## WRITTEN INSTRUCTION
Check every line of the material below for the string "диспансеризации", and return the ones that have it.

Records
* begin *
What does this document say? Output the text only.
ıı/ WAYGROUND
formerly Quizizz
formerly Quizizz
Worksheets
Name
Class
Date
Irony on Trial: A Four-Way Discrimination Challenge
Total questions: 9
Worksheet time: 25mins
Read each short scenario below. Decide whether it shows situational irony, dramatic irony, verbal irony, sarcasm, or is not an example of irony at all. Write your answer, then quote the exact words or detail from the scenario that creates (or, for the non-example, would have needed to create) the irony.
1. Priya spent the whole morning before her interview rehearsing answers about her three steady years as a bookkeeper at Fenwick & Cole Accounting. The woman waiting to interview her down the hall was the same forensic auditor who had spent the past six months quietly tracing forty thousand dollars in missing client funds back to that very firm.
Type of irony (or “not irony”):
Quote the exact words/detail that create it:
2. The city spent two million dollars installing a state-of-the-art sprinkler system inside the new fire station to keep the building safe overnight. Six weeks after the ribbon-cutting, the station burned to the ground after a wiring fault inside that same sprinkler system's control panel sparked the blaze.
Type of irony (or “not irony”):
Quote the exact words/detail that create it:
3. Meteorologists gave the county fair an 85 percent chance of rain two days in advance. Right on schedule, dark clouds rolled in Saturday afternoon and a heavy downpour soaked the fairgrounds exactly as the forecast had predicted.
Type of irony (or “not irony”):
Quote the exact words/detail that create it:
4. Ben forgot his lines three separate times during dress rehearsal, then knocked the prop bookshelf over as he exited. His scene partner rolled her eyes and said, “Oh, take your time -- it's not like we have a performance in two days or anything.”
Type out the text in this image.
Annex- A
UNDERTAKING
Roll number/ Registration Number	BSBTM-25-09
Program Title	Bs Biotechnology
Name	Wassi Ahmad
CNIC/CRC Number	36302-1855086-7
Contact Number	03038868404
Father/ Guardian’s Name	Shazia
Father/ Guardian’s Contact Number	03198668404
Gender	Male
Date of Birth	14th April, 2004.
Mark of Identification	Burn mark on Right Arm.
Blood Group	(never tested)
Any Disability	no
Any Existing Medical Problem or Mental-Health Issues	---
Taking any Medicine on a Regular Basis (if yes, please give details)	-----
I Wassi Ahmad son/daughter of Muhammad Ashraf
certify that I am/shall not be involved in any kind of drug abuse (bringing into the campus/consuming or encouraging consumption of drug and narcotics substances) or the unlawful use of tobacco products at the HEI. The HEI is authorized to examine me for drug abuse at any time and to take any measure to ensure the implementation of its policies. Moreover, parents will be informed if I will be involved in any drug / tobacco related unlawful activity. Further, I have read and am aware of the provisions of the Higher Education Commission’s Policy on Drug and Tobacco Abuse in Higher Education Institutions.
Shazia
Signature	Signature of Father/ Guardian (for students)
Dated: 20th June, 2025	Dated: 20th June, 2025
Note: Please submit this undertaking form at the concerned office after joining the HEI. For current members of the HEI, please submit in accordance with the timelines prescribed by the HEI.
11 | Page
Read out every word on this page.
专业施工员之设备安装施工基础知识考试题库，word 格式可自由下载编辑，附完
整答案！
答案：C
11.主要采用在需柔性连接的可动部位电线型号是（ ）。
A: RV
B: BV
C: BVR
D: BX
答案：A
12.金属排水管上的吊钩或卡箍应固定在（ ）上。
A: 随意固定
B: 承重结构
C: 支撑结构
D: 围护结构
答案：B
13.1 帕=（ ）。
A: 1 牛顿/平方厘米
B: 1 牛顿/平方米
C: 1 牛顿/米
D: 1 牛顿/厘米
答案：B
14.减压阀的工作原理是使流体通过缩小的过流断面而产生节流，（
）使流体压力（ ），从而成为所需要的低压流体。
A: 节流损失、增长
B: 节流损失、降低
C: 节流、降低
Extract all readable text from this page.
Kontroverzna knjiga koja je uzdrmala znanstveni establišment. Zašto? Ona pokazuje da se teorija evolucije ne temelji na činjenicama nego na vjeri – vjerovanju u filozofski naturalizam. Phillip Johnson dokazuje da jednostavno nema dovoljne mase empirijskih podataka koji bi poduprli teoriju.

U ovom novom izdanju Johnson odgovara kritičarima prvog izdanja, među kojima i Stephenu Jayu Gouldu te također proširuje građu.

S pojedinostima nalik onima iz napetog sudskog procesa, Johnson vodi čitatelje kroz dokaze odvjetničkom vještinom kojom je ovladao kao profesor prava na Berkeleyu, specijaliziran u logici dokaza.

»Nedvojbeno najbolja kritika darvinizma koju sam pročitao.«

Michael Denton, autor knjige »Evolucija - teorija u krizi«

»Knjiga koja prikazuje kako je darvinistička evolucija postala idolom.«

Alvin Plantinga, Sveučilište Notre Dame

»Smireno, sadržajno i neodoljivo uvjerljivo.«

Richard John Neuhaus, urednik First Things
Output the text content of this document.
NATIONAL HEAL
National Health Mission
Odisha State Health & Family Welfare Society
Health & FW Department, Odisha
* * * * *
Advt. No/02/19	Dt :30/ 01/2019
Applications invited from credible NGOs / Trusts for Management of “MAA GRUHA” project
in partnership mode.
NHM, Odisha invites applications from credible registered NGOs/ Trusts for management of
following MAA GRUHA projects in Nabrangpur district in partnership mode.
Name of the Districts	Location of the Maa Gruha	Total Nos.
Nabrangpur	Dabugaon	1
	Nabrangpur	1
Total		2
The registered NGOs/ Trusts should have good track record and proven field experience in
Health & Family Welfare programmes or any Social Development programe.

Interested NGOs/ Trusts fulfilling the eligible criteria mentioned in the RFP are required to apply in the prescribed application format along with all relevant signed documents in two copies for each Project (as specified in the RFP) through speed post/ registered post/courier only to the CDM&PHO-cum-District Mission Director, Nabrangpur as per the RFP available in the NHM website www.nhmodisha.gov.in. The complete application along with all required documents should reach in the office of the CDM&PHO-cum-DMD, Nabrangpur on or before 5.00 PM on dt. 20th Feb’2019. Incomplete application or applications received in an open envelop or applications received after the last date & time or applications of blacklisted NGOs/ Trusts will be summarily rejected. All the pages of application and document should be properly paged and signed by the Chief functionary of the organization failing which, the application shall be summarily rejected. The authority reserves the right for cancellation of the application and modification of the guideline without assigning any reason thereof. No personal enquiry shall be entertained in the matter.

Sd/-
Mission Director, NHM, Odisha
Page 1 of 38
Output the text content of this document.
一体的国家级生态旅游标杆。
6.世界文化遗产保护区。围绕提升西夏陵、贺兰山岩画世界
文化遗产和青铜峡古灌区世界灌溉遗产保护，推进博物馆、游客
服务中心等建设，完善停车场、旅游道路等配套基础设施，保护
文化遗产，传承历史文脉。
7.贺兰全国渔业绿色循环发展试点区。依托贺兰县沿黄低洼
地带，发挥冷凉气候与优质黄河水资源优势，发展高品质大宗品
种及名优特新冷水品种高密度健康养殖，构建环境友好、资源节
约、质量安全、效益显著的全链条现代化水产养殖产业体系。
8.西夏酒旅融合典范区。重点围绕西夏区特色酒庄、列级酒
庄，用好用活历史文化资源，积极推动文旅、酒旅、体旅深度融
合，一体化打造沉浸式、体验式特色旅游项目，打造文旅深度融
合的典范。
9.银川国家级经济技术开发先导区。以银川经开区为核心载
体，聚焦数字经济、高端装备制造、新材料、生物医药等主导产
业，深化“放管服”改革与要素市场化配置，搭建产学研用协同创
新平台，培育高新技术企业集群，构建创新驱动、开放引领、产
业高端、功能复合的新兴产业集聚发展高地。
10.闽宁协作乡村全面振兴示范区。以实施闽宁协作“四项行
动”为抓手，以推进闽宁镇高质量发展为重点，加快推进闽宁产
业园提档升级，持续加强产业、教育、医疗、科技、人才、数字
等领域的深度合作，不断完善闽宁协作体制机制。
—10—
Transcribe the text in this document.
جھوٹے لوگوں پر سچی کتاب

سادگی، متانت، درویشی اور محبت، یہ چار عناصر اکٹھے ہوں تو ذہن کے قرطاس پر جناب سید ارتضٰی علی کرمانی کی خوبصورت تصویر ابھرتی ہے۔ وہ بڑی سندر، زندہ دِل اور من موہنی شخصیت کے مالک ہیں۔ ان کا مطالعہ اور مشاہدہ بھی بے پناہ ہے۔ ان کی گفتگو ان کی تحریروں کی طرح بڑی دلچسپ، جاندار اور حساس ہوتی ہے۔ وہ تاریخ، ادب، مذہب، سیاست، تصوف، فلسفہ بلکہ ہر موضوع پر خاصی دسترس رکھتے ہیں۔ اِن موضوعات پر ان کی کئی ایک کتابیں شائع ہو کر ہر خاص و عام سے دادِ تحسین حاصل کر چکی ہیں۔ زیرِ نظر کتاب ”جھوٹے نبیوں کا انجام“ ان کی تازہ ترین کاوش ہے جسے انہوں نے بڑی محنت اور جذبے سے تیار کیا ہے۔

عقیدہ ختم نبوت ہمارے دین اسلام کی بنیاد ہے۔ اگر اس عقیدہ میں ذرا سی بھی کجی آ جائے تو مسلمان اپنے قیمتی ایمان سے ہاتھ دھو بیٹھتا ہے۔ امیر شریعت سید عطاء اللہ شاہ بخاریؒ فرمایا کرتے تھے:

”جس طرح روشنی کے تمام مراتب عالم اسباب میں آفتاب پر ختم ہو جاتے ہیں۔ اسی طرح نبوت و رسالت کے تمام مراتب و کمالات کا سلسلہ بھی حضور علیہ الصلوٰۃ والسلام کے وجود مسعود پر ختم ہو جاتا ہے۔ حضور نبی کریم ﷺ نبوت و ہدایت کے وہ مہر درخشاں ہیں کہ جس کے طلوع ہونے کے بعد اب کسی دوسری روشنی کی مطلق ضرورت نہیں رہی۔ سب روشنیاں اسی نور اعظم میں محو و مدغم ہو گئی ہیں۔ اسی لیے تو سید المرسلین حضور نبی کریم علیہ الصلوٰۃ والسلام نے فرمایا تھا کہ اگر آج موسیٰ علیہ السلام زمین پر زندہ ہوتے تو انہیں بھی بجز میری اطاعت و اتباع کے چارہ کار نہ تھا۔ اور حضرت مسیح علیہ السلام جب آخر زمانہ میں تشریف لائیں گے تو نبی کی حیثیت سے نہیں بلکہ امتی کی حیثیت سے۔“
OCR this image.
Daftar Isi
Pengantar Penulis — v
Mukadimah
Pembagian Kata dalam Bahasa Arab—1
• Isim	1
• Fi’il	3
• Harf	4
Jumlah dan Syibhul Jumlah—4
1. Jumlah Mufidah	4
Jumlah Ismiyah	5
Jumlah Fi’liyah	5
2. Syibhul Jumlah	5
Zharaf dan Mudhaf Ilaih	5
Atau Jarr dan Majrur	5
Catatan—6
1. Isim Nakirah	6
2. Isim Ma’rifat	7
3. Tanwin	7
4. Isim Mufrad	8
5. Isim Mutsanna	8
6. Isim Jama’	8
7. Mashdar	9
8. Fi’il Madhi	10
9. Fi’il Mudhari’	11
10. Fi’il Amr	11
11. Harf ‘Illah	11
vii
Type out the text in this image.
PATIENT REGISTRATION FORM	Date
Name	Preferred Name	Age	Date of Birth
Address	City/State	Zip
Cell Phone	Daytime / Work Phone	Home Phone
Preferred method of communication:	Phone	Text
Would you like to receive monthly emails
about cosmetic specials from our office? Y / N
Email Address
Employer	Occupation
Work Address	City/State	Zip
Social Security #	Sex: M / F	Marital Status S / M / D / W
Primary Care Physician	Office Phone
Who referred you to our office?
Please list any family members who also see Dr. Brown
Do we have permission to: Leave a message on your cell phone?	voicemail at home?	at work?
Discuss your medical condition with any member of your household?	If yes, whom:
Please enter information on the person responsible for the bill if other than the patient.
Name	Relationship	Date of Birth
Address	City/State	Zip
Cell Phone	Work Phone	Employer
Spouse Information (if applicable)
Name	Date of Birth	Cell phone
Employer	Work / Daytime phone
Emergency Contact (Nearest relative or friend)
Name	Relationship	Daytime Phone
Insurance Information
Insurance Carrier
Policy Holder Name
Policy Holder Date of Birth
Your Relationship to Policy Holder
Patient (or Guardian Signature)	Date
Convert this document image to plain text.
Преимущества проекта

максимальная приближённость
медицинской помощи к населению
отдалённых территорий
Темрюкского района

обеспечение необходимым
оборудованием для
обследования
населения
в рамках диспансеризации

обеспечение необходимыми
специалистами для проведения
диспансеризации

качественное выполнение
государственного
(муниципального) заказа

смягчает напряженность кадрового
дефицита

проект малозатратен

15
* end *
## ANSWER IN FULL
в рамках диспансеризации
диспансеризации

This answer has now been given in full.